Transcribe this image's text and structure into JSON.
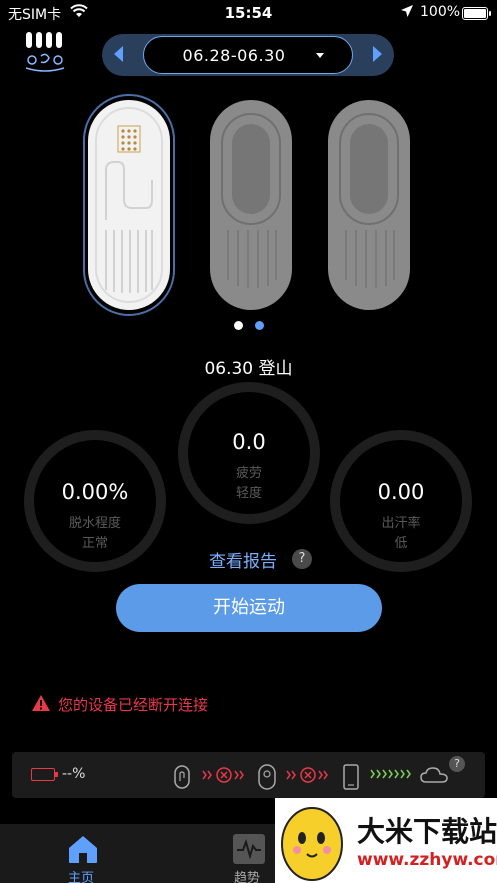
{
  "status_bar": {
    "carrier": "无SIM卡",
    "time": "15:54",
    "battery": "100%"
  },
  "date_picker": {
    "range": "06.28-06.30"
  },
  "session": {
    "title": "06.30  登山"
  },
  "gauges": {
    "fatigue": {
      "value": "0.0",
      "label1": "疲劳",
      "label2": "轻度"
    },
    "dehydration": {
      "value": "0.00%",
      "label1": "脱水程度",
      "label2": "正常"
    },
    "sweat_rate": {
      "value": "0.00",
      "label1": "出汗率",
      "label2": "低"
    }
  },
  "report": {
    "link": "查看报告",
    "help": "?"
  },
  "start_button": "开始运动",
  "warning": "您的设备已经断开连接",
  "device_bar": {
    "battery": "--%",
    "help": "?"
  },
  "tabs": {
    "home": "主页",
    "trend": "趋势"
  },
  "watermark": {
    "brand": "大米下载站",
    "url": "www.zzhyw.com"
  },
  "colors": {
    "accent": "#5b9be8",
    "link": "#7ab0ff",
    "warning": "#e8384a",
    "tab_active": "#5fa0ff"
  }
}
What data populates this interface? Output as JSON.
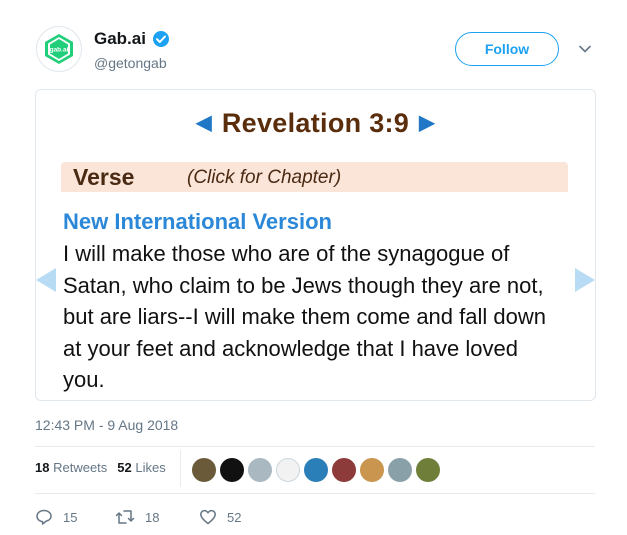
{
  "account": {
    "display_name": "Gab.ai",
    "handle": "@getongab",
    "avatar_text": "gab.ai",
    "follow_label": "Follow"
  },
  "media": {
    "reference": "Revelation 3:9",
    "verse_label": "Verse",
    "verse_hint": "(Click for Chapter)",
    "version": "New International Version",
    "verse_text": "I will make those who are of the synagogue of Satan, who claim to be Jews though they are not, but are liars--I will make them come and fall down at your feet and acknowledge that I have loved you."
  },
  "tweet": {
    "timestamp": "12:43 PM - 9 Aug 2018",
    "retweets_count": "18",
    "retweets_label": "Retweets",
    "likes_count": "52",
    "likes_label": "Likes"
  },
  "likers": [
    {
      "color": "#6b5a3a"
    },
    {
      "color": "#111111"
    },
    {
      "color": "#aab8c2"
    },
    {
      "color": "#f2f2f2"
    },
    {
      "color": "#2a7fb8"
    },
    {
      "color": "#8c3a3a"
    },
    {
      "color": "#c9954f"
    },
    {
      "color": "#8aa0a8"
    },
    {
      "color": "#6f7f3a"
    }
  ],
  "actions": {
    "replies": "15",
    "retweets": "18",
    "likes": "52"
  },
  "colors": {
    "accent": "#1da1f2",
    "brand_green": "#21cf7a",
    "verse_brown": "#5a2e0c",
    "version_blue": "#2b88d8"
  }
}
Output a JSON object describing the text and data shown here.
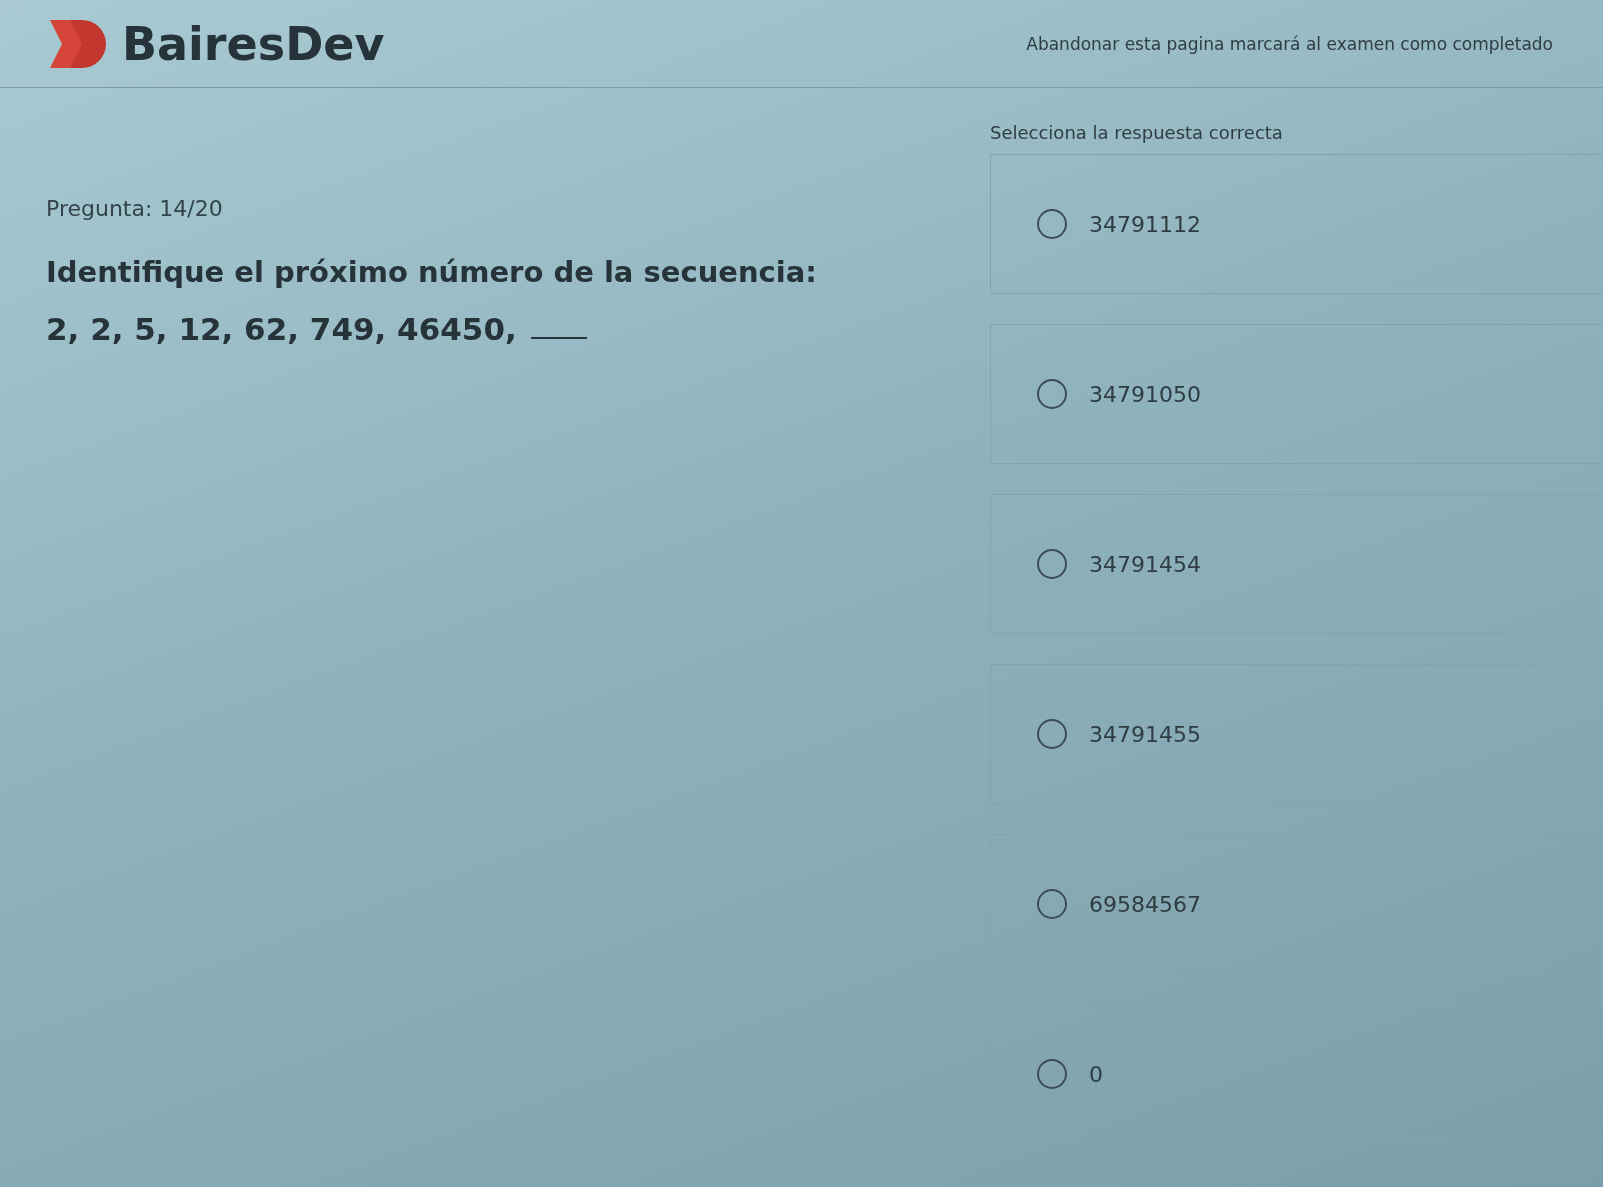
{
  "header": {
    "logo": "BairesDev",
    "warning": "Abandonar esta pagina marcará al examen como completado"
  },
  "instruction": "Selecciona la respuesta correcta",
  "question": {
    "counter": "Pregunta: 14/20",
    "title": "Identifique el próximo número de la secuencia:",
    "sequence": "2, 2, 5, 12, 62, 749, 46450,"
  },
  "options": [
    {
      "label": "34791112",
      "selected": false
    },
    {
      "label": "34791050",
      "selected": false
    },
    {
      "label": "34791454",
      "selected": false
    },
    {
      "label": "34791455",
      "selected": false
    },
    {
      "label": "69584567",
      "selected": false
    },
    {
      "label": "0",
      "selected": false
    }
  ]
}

= = = = =

## [What to do]
The lines to repeat start at the one holding "Output a JSON" and run through the last line of the records above; write them out exactly, both ends included, but not the pictures.

## [Written solution]
Output a JSON object describing the text and data shown here.
{
  "header": {
    "logo": "BairesDev",
    "warning": "Abandonar esta pagina marcará al examen como completado"
  },
  "instruction": "Selecciona la respuesta correcta",
  "question": {
    "counter": "Pregunta: 14/20",
    "title": "Identifique el próximo número de la secuencia:",
    "sequence": "2, 2, 5, 12, 62, 749, 46450,"
  },
  "options": [
    {
      "label": "34791112",
      "selected": false
    },
    {
      "label": "34791050",
      "selected": false
    },
    {
      "label": "34791454",
      "selected": false
    },
    {
      "label": "34791455",
      "selected": false
    },
    {
      "label": "69584567",
      "selected": false
    },
    {
      "label": "0",
      "selected": false
    }
  ]
}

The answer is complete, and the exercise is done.